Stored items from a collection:
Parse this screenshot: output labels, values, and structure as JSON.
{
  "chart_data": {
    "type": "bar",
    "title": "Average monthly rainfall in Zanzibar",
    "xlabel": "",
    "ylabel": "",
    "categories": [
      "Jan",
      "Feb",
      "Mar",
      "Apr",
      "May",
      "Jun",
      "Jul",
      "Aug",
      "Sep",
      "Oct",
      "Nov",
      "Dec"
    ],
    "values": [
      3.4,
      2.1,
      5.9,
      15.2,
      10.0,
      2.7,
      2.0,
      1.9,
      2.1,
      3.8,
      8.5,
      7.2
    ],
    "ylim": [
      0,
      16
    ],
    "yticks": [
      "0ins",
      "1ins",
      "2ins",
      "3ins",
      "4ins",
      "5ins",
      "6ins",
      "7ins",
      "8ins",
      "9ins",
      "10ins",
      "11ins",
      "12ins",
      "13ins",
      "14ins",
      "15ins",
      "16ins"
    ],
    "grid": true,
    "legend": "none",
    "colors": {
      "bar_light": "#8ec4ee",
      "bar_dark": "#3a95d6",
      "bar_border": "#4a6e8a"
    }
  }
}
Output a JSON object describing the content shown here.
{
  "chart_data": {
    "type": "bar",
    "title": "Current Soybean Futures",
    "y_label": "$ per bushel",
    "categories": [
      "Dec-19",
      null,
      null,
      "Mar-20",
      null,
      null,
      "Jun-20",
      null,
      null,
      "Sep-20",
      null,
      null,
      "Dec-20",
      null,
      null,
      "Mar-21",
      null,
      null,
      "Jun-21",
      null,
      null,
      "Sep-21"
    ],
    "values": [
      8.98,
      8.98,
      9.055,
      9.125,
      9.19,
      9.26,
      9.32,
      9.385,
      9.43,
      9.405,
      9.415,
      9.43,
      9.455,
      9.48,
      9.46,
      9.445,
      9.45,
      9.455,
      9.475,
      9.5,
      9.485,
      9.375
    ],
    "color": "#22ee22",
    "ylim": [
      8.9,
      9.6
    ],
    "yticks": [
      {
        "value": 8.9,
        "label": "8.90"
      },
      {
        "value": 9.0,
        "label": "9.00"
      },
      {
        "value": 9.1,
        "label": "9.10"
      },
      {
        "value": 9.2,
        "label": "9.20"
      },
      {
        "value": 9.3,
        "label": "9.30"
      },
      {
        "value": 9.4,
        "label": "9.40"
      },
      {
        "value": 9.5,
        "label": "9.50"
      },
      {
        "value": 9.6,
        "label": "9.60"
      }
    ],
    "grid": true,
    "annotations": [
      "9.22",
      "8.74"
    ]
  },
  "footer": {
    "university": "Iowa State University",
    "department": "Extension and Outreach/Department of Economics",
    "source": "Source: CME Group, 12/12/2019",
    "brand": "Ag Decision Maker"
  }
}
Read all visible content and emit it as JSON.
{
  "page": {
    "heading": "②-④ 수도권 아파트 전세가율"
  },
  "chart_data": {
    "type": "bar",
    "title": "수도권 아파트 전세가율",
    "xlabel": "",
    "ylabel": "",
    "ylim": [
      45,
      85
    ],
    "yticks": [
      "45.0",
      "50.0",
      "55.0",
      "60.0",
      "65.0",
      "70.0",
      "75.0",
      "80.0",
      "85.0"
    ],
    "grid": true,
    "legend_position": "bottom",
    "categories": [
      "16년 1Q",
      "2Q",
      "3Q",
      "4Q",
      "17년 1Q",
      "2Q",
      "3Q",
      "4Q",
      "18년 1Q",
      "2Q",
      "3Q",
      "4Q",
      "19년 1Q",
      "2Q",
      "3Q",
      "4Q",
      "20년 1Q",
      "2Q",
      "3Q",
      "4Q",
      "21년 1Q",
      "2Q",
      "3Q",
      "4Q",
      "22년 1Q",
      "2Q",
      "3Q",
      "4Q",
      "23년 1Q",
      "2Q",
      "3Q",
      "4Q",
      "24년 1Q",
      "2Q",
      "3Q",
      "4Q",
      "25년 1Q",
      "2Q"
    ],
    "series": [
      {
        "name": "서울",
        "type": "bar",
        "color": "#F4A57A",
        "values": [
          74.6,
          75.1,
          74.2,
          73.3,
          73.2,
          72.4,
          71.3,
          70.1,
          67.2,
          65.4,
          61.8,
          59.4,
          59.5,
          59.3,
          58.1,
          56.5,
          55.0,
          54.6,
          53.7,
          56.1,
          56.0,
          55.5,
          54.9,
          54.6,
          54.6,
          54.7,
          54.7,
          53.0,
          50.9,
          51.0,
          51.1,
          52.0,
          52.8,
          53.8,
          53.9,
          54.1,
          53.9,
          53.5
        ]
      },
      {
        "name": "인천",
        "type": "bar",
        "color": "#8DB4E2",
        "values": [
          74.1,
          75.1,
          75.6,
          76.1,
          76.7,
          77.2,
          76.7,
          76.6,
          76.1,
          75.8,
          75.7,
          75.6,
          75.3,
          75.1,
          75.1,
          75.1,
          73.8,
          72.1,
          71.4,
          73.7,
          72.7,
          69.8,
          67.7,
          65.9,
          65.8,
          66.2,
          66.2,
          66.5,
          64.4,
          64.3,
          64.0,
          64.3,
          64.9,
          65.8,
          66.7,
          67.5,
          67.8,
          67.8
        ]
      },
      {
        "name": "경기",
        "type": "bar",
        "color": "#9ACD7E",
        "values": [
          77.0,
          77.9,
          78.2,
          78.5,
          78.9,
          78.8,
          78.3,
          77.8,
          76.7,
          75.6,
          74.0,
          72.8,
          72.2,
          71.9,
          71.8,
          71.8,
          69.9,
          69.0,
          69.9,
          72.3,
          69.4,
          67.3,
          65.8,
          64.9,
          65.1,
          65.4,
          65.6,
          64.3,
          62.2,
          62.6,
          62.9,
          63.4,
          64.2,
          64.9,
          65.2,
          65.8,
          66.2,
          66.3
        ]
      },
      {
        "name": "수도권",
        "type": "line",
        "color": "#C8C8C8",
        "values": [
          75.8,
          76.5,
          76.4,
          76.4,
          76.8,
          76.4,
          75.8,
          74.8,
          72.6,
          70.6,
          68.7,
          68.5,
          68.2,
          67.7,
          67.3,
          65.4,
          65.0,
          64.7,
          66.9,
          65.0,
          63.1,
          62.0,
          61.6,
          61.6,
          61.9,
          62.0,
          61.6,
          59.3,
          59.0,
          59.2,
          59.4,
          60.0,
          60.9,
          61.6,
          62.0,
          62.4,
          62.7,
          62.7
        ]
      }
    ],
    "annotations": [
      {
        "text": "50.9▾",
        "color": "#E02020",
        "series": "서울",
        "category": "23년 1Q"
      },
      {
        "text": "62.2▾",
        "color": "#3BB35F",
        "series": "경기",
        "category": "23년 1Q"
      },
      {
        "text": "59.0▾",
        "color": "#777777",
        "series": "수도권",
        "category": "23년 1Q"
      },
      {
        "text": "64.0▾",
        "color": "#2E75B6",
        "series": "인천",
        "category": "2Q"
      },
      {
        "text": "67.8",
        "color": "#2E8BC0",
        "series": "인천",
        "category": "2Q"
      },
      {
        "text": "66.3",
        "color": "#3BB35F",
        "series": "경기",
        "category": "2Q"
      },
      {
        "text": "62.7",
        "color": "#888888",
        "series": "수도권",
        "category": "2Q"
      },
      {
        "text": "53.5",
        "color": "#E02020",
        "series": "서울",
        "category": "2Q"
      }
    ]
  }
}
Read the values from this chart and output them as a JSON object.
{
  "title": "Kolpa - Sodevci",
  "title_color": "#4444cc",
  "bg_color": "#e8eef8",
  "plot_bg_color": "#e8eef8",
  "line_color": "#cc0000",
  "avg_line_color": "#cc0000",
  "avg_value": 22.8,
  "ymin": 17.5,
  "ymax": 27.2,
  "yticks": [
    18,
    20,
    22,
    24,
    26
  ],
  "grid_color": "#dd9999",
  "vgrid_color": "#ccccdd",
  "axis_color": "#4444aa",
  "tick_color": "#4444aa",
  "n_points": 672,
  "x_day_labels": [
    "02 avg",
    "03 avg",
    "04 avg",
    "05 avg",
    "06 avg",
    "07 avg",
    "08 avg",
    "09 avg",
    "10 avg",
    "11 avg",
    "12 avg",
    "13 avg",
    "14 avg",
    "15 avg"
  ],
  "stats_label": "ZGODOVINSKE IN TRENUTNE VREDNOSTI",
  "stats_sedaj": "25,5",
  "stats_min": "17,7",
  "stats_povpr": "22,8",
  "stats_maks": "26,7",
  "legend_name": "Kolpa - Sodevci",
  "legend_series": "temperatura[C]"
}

Required task: Find every line containing the word "Kolpa", then give the total and nothing more.

Worked solution: 2